> [WHAT NEEDS TO BE DONE]: Quote, without change, all of the lines that follow.

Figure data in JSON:
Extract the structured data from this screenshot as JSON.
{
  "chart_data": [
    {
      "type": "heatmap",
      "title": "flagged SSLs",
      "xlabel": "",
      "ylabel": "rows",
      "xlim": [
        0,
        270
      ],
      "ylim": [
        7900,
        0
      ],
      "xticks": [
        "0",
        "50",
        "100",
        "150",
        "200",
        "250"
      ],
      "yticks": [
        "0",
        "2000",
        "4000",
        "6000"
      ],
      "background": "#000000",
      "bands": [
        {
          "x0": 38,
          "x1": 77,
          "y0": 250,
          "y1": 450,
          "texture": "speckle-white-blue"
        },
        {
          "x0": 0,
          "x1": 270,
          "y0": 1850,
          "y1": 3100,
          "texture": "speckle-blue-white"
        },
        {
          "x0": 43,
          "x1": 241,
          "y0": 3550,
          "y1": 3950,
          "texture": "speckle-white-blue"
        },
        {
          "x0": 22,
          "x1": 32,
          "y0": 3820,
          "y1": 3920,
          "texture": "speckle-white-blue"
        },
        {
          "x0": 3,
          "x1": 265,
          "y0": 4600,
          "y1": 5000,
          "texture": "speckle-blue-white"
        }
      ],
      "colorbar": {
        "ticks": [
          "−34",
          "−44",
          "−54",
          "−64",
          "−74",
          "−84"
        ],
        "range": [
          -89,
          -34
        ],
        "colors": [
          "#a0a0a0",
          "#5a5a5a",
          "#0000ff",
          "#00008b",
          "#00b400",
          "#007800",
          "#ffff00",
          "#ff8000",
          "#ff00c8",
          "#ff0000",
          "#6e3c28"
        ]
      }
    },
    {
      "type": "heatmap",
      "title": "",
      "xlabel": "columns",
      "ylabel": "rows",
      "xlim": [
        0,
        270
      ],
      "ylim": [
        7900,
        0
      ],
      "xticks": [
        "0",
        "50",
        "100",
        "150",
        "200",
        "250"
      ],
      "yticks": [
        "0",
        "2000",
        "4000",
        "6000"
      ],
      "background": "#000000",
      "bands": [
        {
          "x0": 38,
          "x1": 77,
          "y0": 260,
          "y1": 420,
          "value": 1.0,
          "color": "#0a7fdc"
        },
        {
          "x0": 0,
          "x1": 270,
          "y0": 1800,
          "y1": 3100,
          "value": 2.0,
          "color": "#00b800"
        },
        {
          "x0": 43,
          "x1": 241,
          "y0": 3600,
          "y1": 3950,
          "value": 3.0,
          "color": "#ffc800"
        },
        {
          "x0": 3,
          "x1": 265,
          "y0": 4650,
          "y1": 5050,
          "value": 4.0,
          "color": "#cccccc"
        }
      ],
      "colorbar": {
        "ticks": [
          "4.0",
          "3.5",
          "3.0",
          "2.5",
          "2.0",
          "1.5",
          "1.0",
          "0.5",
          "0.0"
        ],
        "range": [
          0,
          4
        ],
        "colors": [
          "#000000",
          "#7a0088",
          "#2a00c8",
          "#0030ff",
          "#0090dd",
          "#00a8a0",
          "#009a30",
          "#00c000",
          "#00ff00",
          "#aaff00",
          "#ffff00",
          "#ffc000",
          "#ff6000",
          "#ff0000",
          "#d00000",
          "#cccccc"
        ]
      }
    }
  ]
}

> [EXERCISE SOLUTION]:
Extract the structured data from this screenshot as JSON.
{
  "chart_data": [
    {
      "type": "heatmap",
      "title": "flagged SSLs",
      "xlabel": "",
      "ylabel": "rows",
      "xlim": [
        0,
        270
      ],
      "ylim": [
        7900,
        0
      ],
      "xticks": [
        "0",
        "50",
        "100",
        "150",
        "200",
        "250"
      ],
      "yticks": [
        "0",
        "2000",
        "4000",
        "6000"
      ],
      "background": "#000000",
      "bands": [
        {
          "x0": 38,
          "x1": 77,
          "y0": 250,
          "y1": 450,
          "texture": "speckle-white-blue"
        },
        {
          "x0": 0,
          "x1": 270,
          "y0": 1850,
          "y1": 3100,
          "texture": "speckle-blue-white"
        },
        {
          "x0": 43,
          "x1": 241,
          "y0": 3550,
          "y1": 3950,
          "texture": "speckle-white-blue"
        },
        {
          "x0": 22,
          "x1": 32,
          "y0": 3820,
          "y1": 3920,
          "texture": "speckle-white-blue"
        },
        {
          "x0": 3,
          "x1": 265,
          "y0": 4600,
          "y1": 5000,
          "texture": "speckle-blue-white"
        }
      ],
      "colorbar": {
        "ticks": [
          "−34",
          "−44",
          "−54",
          "−64",
          "−74",
          "−84"
        ],
        "range": [
          -89,
          -34
        ],
        "colors": [
          "#a0a0a0",
          "#5a5a5a",
          "#0000ff",
          "#00008b",
          "#00b400",
          "#007800",
          "#ffff00",
          "#ff8000",
          "#ff00c8",
          "#ff0000",
          "#6e3c28"
        ]
      }
    },
    {
      "type": "heatmap",
      "title": "",
      "xlabel": "columns",
      "ylabel": "rows",
      "xlim": [
        0,
        270
      ],
      "ylim": [
        7900,
        0
      ],
      "xticks": [
        "0",
        "50",
        "100",
        "150",
        "200",
        "250"
      ],
      "yticks": [
        "0",
        "2000",
        "4000",
        "6000"
      ],
      "background": "#000000",
      "bands": [
        {
          "x0": 38,
          "x1": 77,
          "y0": 260,
          "y1": 420,
          "value": 1.0,
          "color": "#0a7fdc"
        },
        {
          "x0": 0,
          "x1": 270,
          "y0": 1800,
          "y1": 3100,
          "value": 2.0,
          "color": "#00b800"
        },
        {
          "x0": 43,
          "x1": 241,
          "y0": 3600,
          "y1": 3950,
          "value": 3.0,
          "color": "#ffc800"
        },
        {
          "x0": 3,
          "x1": 265,
          "y0": 4650,
          "y1": 5050,
          "value": 4.0,
          "color": "#cccccc"
        }
      ],
      "colorbar": {
        "ticks": [
          "4.0",
          "3.5",
          "3.0",
          "2.5",
          "2.0",
          "1.5",
          "1.0",
          "0.5",
          "0.0"
        ],
        "range": [
          0,
          4
        ],
        "colors": [
          "#000000",
          "#7a0088",
          "#2a00c8",
          "#0030ff",
          "#0090dd",
          "#00a8a0",
          "#009a30",
          "#00c000",
          "#00ff00",
          "#aaff00",
          "#ffff00",
          "#ffc000",
          "#ff6000",
          "#ff0000",
          "#d00000",
          "#cccccc"
        ]
      }
    }
  ]
}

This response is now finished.